[EXERCISE]
Retype exactly the lines that start at the line with "Transcribe this image's" and end at the final line, both included, and leave out every picture.

───── RECORDS SUPPLIED ─────

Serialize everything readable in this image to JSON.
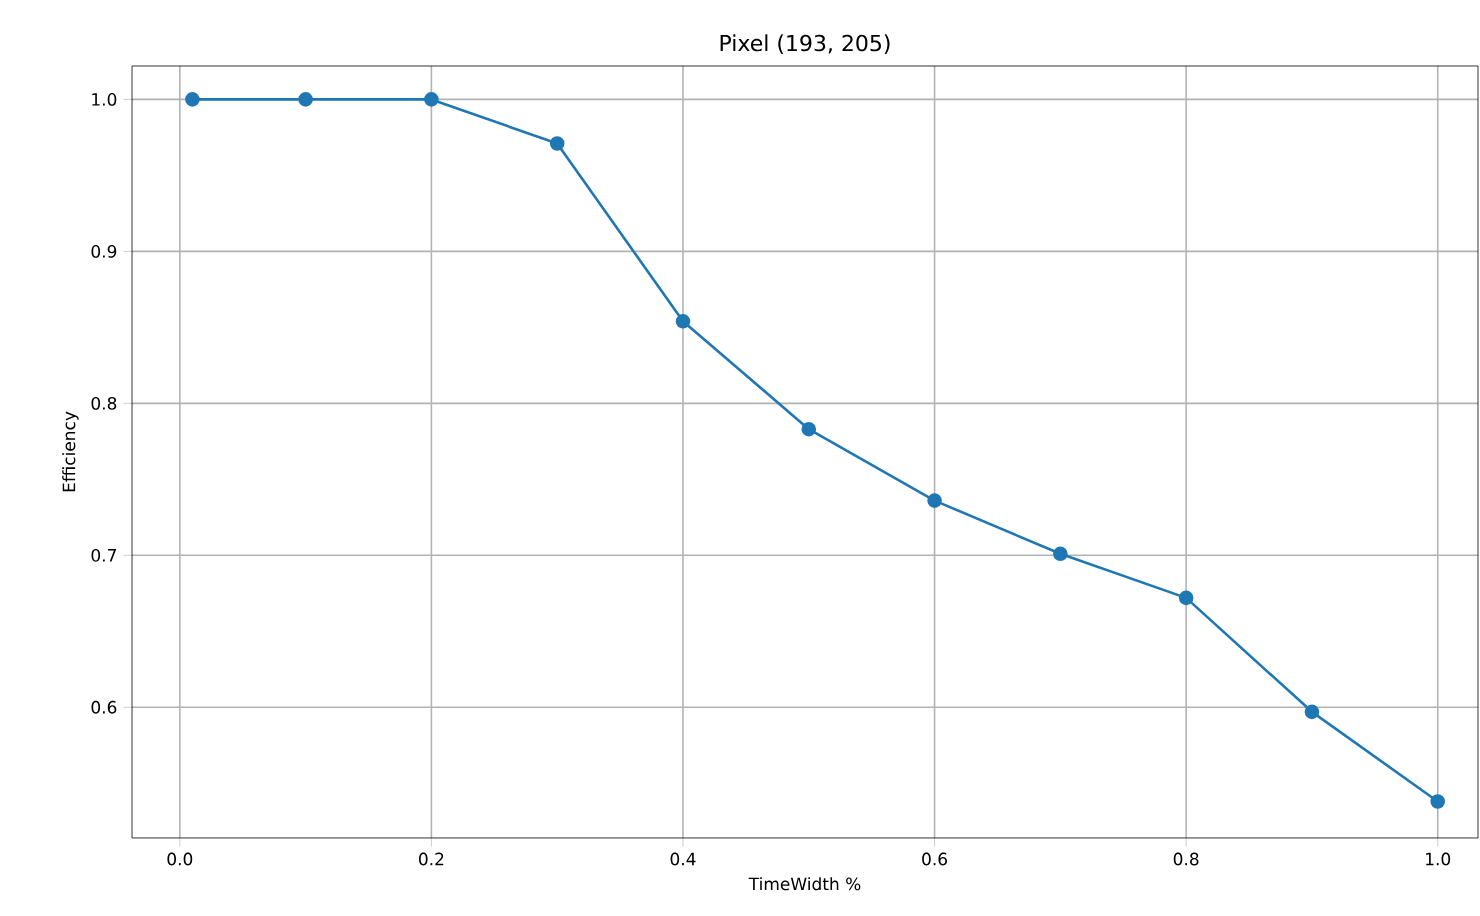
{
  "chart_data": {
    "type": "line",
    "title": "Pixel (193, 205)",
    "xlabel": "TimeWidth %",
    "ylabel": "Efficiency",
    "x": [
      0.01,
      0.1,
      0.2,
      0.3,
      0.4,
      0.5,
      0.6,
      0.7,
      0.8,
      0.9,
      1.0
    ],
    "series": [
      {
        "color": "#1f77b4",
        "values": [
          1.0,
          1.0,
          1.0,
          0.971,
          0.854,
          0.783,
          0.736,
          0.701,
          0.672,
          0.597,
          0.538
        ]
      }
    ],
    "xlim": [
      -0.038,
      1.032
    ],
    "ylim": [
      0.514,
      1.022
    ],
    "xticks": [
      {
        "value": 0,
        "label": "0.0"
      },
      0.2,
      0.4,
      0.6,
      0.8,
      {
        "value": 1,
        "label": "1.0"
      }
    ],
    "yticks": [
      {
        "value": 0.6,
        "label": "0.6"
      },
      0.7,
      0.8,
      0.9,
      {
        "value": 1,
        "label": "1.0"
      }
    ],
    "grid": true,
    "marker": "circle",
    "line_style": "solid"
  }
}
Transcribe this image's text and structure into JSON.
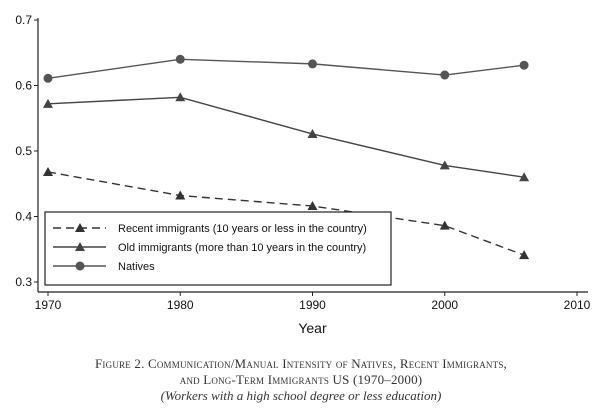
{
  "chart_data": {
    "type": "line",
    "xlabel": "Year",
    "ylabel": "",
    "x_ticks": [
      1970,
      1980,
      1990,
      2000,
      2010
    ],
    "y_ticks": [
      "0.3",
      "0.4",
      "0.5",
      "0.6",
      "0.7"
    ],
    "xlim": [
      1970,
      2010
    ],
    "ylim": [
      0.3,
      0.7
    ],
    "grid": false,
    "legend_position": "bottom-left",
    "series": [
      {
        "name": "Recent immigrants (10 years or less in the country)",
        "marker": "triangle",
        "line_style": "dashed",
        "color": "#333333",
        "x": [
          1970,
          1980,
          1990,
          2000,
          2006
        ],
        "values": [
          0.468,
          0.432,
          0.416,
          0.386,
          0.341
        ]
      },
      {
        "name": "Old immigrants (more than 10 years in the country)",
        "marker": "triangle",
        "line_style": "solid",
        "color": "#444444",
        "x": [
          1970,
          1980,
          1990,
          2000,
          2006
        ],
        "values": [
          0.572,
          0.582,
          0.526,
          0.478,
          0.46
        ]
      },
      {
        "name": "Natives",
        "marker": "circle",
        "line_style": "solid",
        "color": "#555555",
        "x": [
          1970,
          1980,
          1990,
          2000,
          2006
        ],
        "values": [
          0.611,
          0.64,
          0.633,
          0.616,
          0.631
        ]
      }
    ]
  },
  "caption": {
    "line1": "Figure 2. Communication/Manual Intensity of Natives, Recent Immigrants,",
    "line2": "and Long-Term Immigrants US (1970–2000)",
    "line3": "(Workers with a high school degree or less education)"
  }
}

─────

[OUTPUT]
Transcribe this image's text and structure into JSON.
{
  "chart_data": {
    "type": "line",
    "xlabel": "Year",
    "ylabel": "",
    "x_ticks": [
      1970,
      1980,
      1990,
      2000,
      2010
    ],
    "y_ticks": [
      "0.3",
      "0.4",
      "0.5",
      "0.6",
      "0.7"
    ],
    "xlim": [
      1970,
      2010
    ],
    "ylim": [
      0.3,
      0.7
    ],
    "grid": false,
    "legend_position": "bottom-left",
    "series": [
      {
        "name": "Recent immigrants (10 years or less in the country)",
        "marker": "triangle",
        "line_style": "dashed",
        "color": "#333333",
        "x": [
          1970,
          1980,
          1990,
          2000,
          2006
        ],
        "values": [
          0.468,
          0.432,
          0.416,
          0.386,
          0.341
        ]
      },
      {
        "name": "Old immigrants (more than 10 years in the country)",
        "marker": "triangle",
        "line_style": "solid",
        "color": "#444444",
        "x": [
          1970,
          1980,
          1990,
          2000,
          2006
        ],
        "values": [
          0.572,
          0.582,
          0.526,
          0.478,
          0.46
        ]
      },
      {
        "name": "Natives",
        "marker": "circle",
        "line_style": "solid",
        "color": "#555555",
        "x": [
          1970,
          1980,
          1990,
          2000,
          2006
        ],
        "values": [
          0.611,
          0.64,
          0.633,
          0.616,
          0.631
        ]
      }
    ]
  },
  "caption": {
    "line1": "Figure 2. Communication/Manual Intensity of Natives, Recent Immigrants,",
    "line2": "and Long-Term Immigrants US (1970–2000)",
    "line3": "(Workers with a high school degree or less education)"
  }
}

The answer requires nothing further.